> **INSTRUCTION**
Each line that holds the word "Version" should be returned.
----- RECORDED DATA -----
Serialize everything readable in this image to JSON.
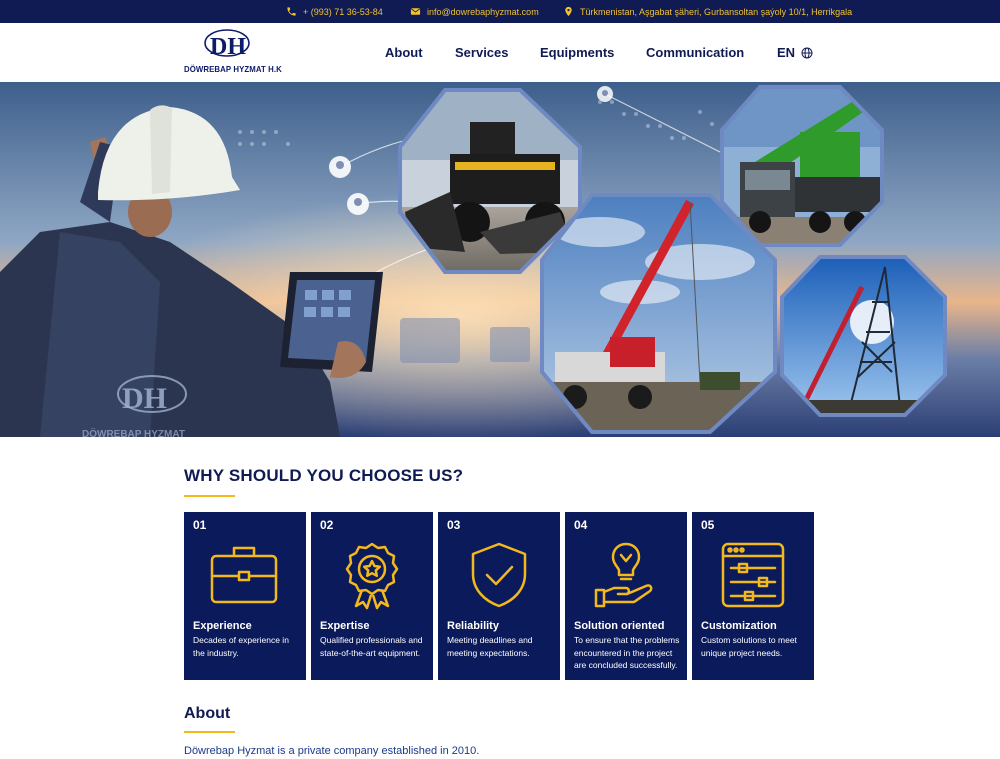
{
  "topbar": {
    "phone": "+ (993) 71 36-53-84",
    "email": "info@dowrebaphyzmat.com",
    "address": "Türkmenistan, Aşgabat şäheri, Gurbansoltan şaýoly 10/1, Herrikgala"
  },
  "header": {
    "logo_monogram": "DH",
    "logo_text": "DÖWREBAP HYZMAT H.K",
    "nav": [
      "About",
      "Services",
      "Equipments",
      "Communication"
    ],
    "language": "EN"
  },
  "hero": {
    "watermark_monogram": "DH",
    "watermark_text": "DÖWREBAP HYZMAT"
  },
  "why": {
    "title": "WHY SHOULD YOU CHOOSE US?",
    "cards": [
      {
        "num": "01",
        "title": "Experience",
        "desc": "Decades of experience in the industry.",
        "icon": "briefcase-icon"
      },
      {
        "num": "02",
        "title": "Expertise",
        "desc": "Qualified professionals and state-of-the-art equipment.",
        "icon": "award-ribbon-icon"
      },
      {
        "num": "03",
        "title": "Reliability",
        "desc": "Meeting deadlines and meeting expectations.",
        "icon": "shield-check-icon"
      },
      {
        "num": "04",
        "title": "Solution oriented",
        "desc": "To ensure that the problems encountered in the project are concluded successfully.",
        "icon": "lightbulb-hand-icon"
      },
      {
        "num": "05",
        "title": "Customization",
        "desc": "Custom solutions to meet unique project needs.",
        "icon": "settings-sliders-icon"
      }
    ]
  },
  "about": {
    "title": "About",
    "text": "Döwrebap Hyzmat is a private company established in 2010."
  },
  "colors": {
    "navy": "#0f1b52",
    "card_bg": "#0b1a5a",
    "accent": "#f2b81c"
  }
}
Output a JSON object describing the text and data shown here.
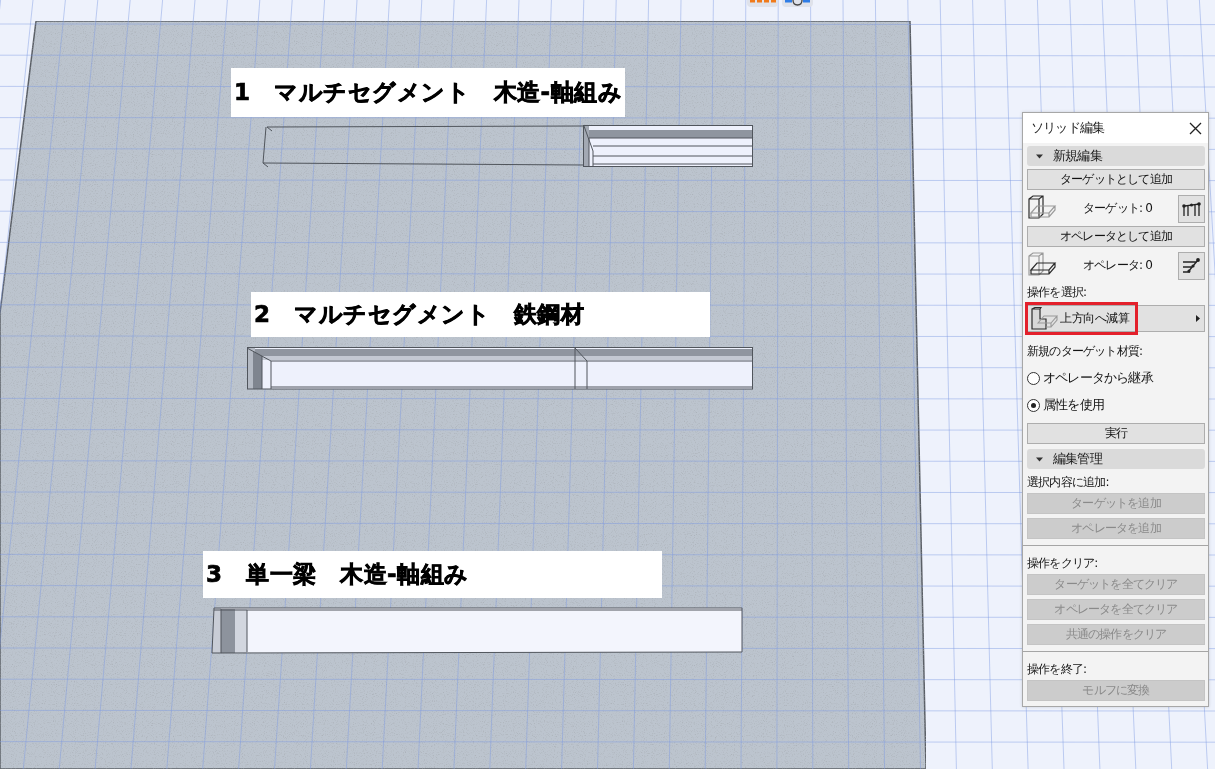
{
  "viewport": {
    "labels": [
      "1　マルチセグメント　木造-軸組み",
      "2　マルチセグメント　鉄鋼材",
      "3　単一梁　木造-軸組み"
    ]
  },
  "panel": {
    "title": "ソリッド編集",
    "sections": [
      {
        "title": "新規編集",
        "expanded": true,
        "items": [
          {
            "kind": "button",
            "label": "ターゲットとして追加",
            "disabled": false
          },
          {
            "kind": "target",
            "label": "ターゲット: 0"
          },
          {
            "kind": "button",
            "label": "オペレータとして追加",
            "disabled": false
          },
          {
            "kind": "operator",
            "label": "オペレータ: 0"
          },
          {
            "kind": "caption",
            "label": "操作を選択:"
          },
          {
            "kind": "select",
            "value": "上方向へ減算",
            "highlighted": true
          },
          {
            "kind": "caption",
            "label": "新規のターゲット材質:"
          },
          {
            "kind": "radio",
            "label": "オペレータから継承",
            "selected": false
          },
          {
            "kind": "radio",
            "label": "属性を使用",
            "selected": true
          },
          {
            "kind": "button",
            "label": "実行",
            "disabled": false
          }
        ]
      },
      {
        "title": "編集管理",
        "expanded": true,
        "items": [
          {
            "kind": "caption",
            "label": "選択内容に追加:"
          },
          {
            "kind": "button",
            "label": "ターゲットを追加",
            "disabled": true
          },
          {
            "kind": "button",
            "label": "オペレータを追加",
            "disabled": true
          },
          {
            "kind": "divider"
          },
          {
            "kind": "caption",
            "label": "操作をクリア:"
          },
          {
            "kind": "button",
            "label": "ターゲットを全てクリア",
            "disabled": true
          },
          {
            "kind": "button",
            "label": "オペレータを全てクリア",
            "disabled": true
          },
          {
            "kind": "button",
            "label": "共通の操作をクリア",
            "disabled": true
          },
          {
            "kind": "divider"
          },
          {
            "kind": "caption",
            "label": "操作を終了:"
          },
          {
            "kind": "button",
            "label": "モルフに変換",
            "disabled": true
          }
        ]
      }
    ]
  }
}
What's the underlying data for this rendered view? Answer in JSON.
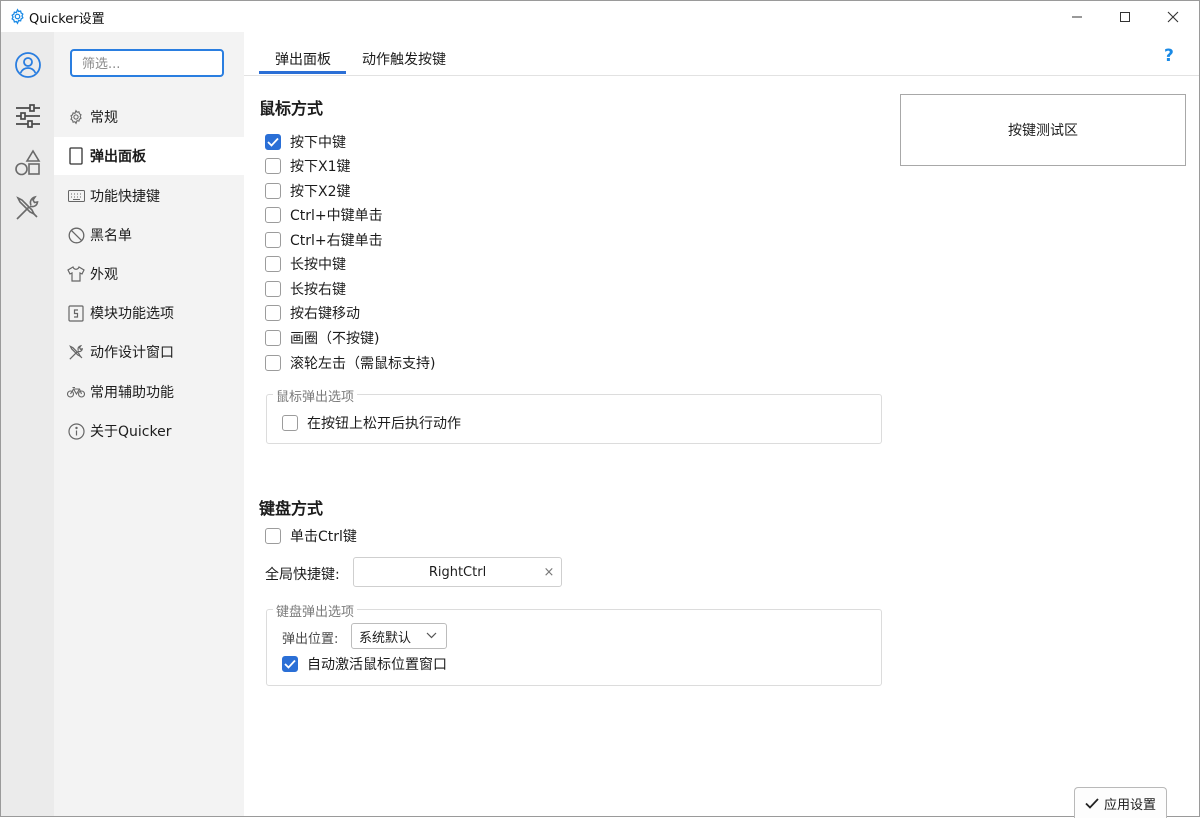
{
  "window": {
    "title": "Quicker设置"
  },
  "rail": {
    "items": [
      "user-icon",
      "sliders-icon",
      "shapes-icon",
      "tools-icon"
    ]
  },
  "nav": {
    "filter_placeholder": "筛选...",
    "items": [
      {
        "label": "常规",
        "icon": "gear-icon",
        "active": false
      },
      {
        "label": "弹出面板",
        "icon": "panel-icon",
        "active": true
      },
      {
        "label": "功能快捷键",
        "icon": "keyboard-icon",
        "active": false
      },
      {
        "label": "黑名单",
        "icon": "forbidden-icon",
        "active": false
      },
      {
        "label": "外观",
        "icon": "tshirt-icon",
        "active": false
      },
      {
        "label": "模块功能选项",
        "icon": "module-icon",
        "active": false
      },
      {
        "label": "动作设计窗口",
        "icon": "tools-icon",
        "active": false
      },
      {
        "label": "常用辅助功能",
        "icon": "bike-icon",
        "active": false
      },
      {
        "label": "关于Quicker",
        "icon": "info-icon",
        "active": false
      }
    ]
  },
  "tabs": [
    {
      "label": "弹出面板",
      "active": true
    },
    {
      "label": "动作触发按键",
      "active": false
    }
  ],
  "help_label": "?",
  "mouse": {
    "title": "鼠标方式",
    "options": [
      {
        "label": "按下中键",
        "checked": true
      },
      {
        "label": "按下X1键",
        "checked": false
      },
      {
        "label": "按下X2键",
        "checked": false
      },
      {
        "label": "Ctrl+中键单击",
        "checked": false
      },
      {
        "label": "Ctrl+右键单击",
        "checked": false
      },
      {
        "label": "长按中键",
        "checked": false
      },
      {
        "label": "长按右键",
        "checked": false
      },
      {
        "label": "按右键移动",
        "checked": false
      },
      {
        "label": "画圈（不按键)",
        "checked": false
      },
      {
        "label": "滚轮左击（需鼠标支持)",
        "checked": false
      }
    ],
    "popup_group": {
      "legend": "鼠标弹出选项",
      "option": {
        "label": "在按钮上松开后执行动作",
        "checked": false
      }
    }
  },
  "keytest": {
    "label": "按键测试区"
  },
  "keyboard": {
    "title": "键盘方式",
    "single_ctrl": {
      "label": "单击Ctrl键",
      "checked": false
    },
    "hotkey_label": "全局快捷键:",
    "hotkey_value": "RightCtrl",
    "hotkey_clear": "×",
    "popup_group": {
      "legend": "键盘弹出选项",
      "position_label": "弹出位置:",
      "position_value": "系统默认",
      "auto_activate": {
        "label": "自动激活鼠标位置窗口",
        "checked": true
      }
    }
  },
  "apply_button": {
    "label": "应用设置"
  },
  "colors": {
    "accent": "#2a6fd6",
    "help": "#1a8ae6"
  }
}
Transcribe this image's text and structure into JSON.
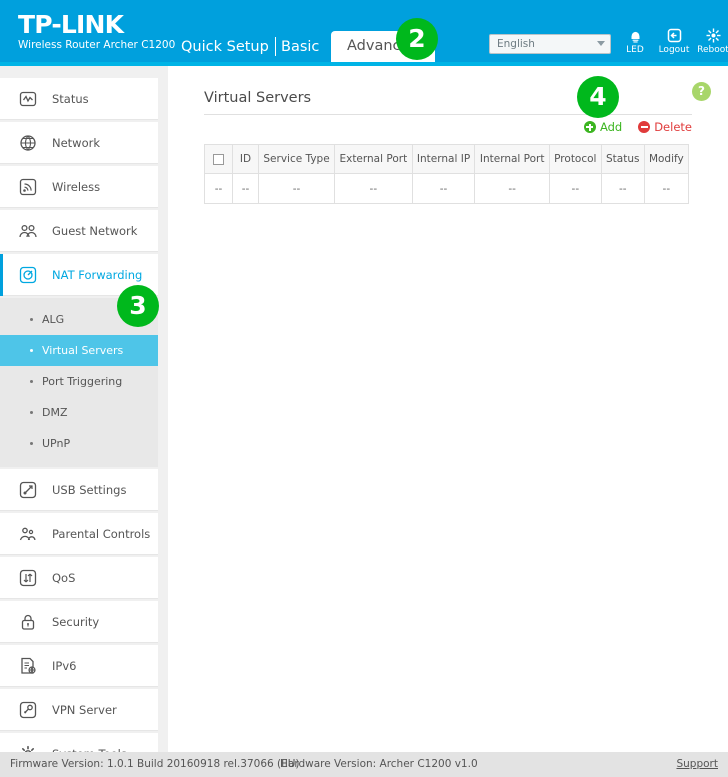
{
  "header": {
    "logo_main": "TP-LINK",
    "logo_sub": "Wireless Router Archer C1200",
    "tabs": [
      {
        "label": "Quick Setup",
        "active": false
      },
      {
        "label": "Basic",
        "active": false
      },
      {
        "label": "Advanced",
        "active": true
      }
    ],
    "language": {
      "value": "English",
      "placeholder": "English"
    },
    "icons": [
      {
        "name": "led-icon",
        "label": "LED"
      },
      {
        "name": "logout-icon",
        "label": "Logout"
      },
      {
        "name": "reboot-icon",
        "label": "Reboot"
      }
    ],
    "accent_color": "#00a0dd"
  },
  "sidebar": {
    "items": [
      {
        "label": "Status",
        "icon": "status-icon",
        "active": false
      },
      {
        "label": "Network",
        "icon": "globe-icon",
        "active": false
      },
      {
        "label": "Wireless",
        "icon": "wireless-icon",
        "active": false
      },
      {
        "label": "Guest Network",
        "icon": "guest-network-icon",
        "active": false
      },
      {
        "label": "NAT Forwarding",
        "icon": "nat-forwarding-icon",
        "active": true
      },
      {
        "label": "USB Settings",
        "icon": "usb-icon",
        "active": false
      },
      {
        "label": "Parental Controls",
        "icon": "parental-controls-icon",
        "active": false
      },
      {
        "label": "QoS",
        "icon": "qos-icon",
        "active": false
      },
      {
        "label": "Security",
        "icon": "lock-icon",
        "active": false
      },
      {
        "label": "IPv6",
        "icon": "ipv6-icon",
        "active": false
      },
      {
        "label": "VPN Server",
        "icon": "vpn-key-icon",
        "active": false
      },
      {
        "label": "System Tools",
        "icon": "gear-icon",
        "active": false
      }
    ],
    "submenu": [
      {
        "label": "ALG",
        "selected": false
      },
      {
        "label": "Virtual Servers",
        "selected": true
      },
      {
        "label": "Port Triggering",
        "selected": false
      },
      {
        "label": "DMZ",
        "selected": false
      },
      {
        "label": "UPnP",
        "selected": false
      }
    ],
    "selected_color": "#4ec5e8"
  },
  "main": {
    "title": "Virtual Servers",
    "help_label": "?",
    "add_label": "Add",
    "delete_label": "Delete",
    "add_color": "#3cb521",
    "delete_color": "#e03b3b",
    "table": {
      "headers": [
        "",
        "ID",
        "Service Type",
        "External Port",
        "Internal IP",
        "Internal Port",
        "Protocol",
        "Status",
        "Modify"
      ],
      "rows": [
        [
          "--",
          "--",
          "--",
          "--",
          "--",
          "--",
          "--",
          "--",
          "--"
        ]
      ]
    }
  },
  "footer": {
    "firmware": "Firmware Version: 1.0.1 Build 20160918 rel.37066 (EU)",
    "hardware": "Hardware Version: Archer C1200 v1.0",
    "support": "Support"
  },
  "annotations": [
    {
      "number": "2",
      "target": "advanced-tab"
    },
    {
      "number": "3",
      "target": "virtual-servers-submenu"
    },
    {
      "number": "4",
      "target": "add-button"
    }
  ]
}
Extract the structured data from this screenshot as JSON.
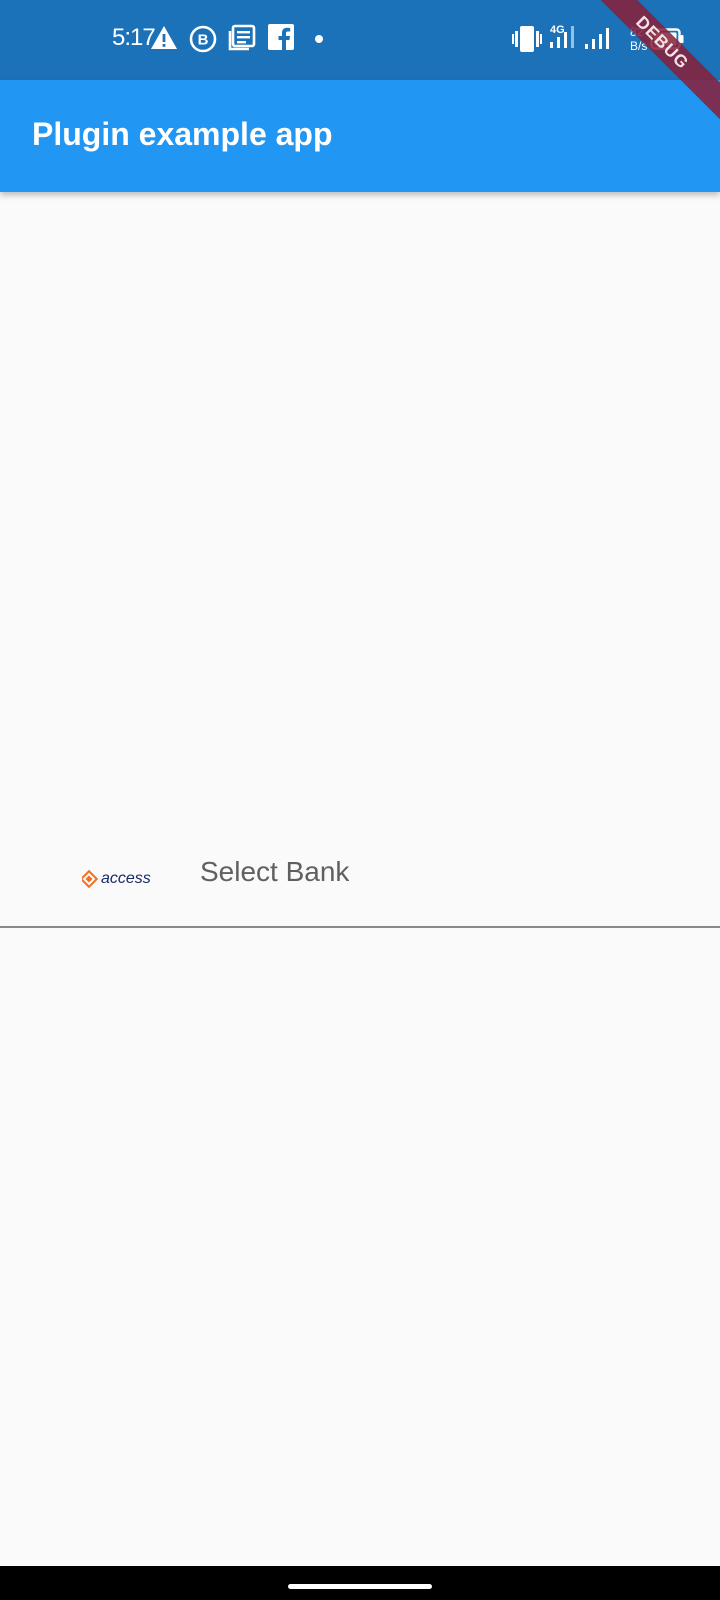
{
  "status_bar": {
    "time": "5:17",
    "icons_left": [
      "warning-icon",
      "b-circle-icon",
      "news-icon",
      "facebook-icon",
      "dot-icon"
    ],
    "icons_right": [
      "vibrate-icon",
      "signal-4g-icon",
      "signal-icon",
      "battery-icon"
    ],
    "net_speed_value": "82",
    "net_speed_unit": "B/s",
    "background": "#1c72b9"
  },
  "debug_banner": {
    "label": "DEBUG"
  },
  "app_bar": {
    "title": "Plugin example app",
    "background": "#2196f3"
  },
  "bank_selector": {
    "logo_text": "access",
    "logo_icon": "access-bank-logo",
    "hint": "Select Bank"
  },
  "colors": {
    "page_background": "#fafafa",
    "underline": "#8a8a8a",
    "hint_text": "#606060",
    "access_orange": "#f36f21",
    "access_navy": "#1b2a6b"
  }
}
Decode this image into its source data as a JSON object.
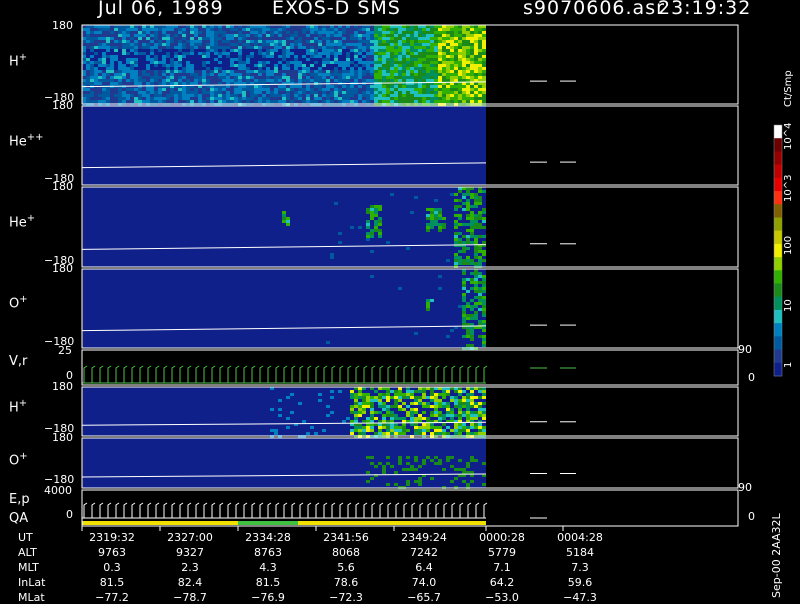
{
  "header": {
    "date": "Jul 06, 1989",
    "instrument": "EXOS-D SMS",
    "filename": "s9070606.asr",
    "time": "23:19:32"
  },
  "panels": [
    {
      "name": "H",
      "sup": "+",
      "ymax": "180",
      "ymin": "−180"
    },
    {
      "name": "He",
      "sup": "++",
      "ymax": "180",
      "ymin": "−180"
    },
    {
      "name": "He",
      "sup": "+",
      "ymax": "180",
      "ymin": "−180"
    },
    {
      "name": "O",
      "sup": "+",
      "ymax": "180",
      "ymin": "−180"
    },
    {
      "name": "V,r",
      "sup": "",
      "ymax": "25",
      "ymin": "0",
      "rmax": "90",
      "rmin": "0"
    },
    {
      "name": "H",
      "sup": "+",
      "ymax": "180",
      "ymin": "−180"
    },
    {
      "name": "O",
      "sup": "+",
      "ymax": "180",
      "ymin": "−180",
      "rmax": "90"
    },
    {
      "name": "E,p",
      "name2": "QA",
      "sup": "",
      "ymax": "4000",
      "ymin": "0",
      "rmin": "0"
    }
  ],
  "colorbar": {
    "unit": "Ct/Smp",
    "ticks": [
      "10^4",
      "10^3",
      "100",
      "10",
      "1"
    ],
    "colors": [
      "#ffffff",
      "#6a0000",
      "#950000",
      "#c00000",
      "#e80000",
      "#ff3010",
      "#806000",
      "#90a000",
      "#c8c800",
      "#f0f000",
      "#90d000",
      "#30b000",
      "#1a8a1a",
      "#009060",
      "#20c0c0",
      "#0080c0",
      "#005aa0",
      "#203a90",
      "#10208a"
    ]
  },
  "orbit": {
    "labels": [
      "UT",
      "ALT",
      "MLT",
      "InLat",
      "MLat"
    ],
    "columns": [
      [
        "2319:32",
        "9763",
        "0.3",
        "81.5",
        "−77.2"
      ],
      [
        "2327:00",
        "9327",
        "2.3",
        "82.4",
        "−78.7"
      ],
      [
        "2334:28",
        "8763",
        "4.3",
        "81.5",
        "−76.9"
      ],
      [
        "2341:56",
        "8068",
        "5.6",
        "78.6",
        "−72.3"
      ],
      [
        "2349:24",
        "7242",
        "6.4",
        "74.0",
        "−65.7"
      ],
      [
        "0000:28",
        "5779",
        "7.1",
        "64.2",
        "−53.0"
      ],
      [
        "0004:28",
        "5184",
        "7.3",
        "59.6",
        "−47.3"
      ]
    ]
  },
  "footer_note": "Sep-00 2AA32L",
  "chart_data": {
    "type": "heatmap",
    "title": "Jul 06, 1989  EXOS-D SMS",
    "x_ticks": [
      "2319:32",
      "2327:00",
      "2334:28",
      "2341:56",
      "2349:24",
      "0000:28",
      "0004:28"
    ],
    "panels": [
      "H+",
      "He++",
      "He+",
      "O+",
      "V,r",
      "H+",
      "O+",
      "E,p QA"
    ],
    "y_range_pitch": [
      -180,
      180
    ],
    "y_range_v": [
      0,
      25
    ],
    "y_range_e": [
      0,
      4000
    ],
    "color_scale": "log",
    "color_range": [
      1,
      10000
    ],
    "color_unit": "Ct/Smp",
    "data_coverage_end": "0000:28"
  }
}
-----
> **WRITTEN SOLUTION**
    "firmware": "Firmware Version: 1.0.1 Build 20160918 rel.37066 (EU)",
    "hardware": "Hardware Version: Archer C1200 v1.0",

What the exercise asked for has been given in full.